══ SUPPLIED MATERIAL ══
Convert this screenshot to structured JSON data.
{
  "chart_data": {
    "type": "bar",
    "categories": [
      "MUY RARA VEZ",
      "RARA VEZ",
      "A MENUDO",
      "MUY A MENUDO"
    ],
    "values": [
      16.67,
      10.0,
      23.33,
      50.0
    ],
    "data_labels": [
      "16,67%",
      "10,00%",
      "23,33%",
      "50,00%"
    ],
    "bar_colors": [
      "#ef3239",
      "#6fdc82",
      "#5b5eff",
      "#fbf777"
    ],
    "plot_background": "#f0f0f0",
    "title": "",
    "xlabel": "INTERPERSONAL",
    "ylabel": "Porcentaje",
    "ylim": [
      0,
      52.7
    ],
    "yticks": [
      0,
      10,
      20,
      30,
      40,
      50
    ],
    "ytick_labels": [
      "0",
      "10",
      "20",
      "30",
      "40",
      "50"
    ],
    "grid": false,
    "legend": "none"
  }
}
═══
== DIRECTION ==
Copy out each record exactly as given, omitting none.

== EXERCISE RESULT ==
Convert this screenshot to structured JSON data.
{
  "chart_data": {
    "type": "bar",
    "categories": [
      "MUY RARA VEZ",
      "RARA VEZ",
      "A MENUDO",
      "MUY A MENUDO"
    ],
    "values": [
      16.67,
      10.0,
      23.33,
      50.0
    ],
    "data_labels": [
      "16,67%",
      "10,00%",
      "23,33%",
      "50,00%"
    ],
    "bar_colors": [
      "#ef3239",
      "#6fdc82",
      "#5b5eff",
      "#fbf777"
    ],
    "plot_background": "#f0f0f0",
    "title": "",
    "xlabel": "INTERPERSONAL",
    "ylabel": "Porcentaje",
    "ylim": [
      0,
      52.7
    ],
    "yticks": [
      0,
      10,
      20,
      30,
      40,
      50
    ],
    "ytick_labels": [
      "0",
      "10",
      "20",
      "30",
      "40",
      "50"
    ],
    "grid": false,
    "legend": "none"
  }
}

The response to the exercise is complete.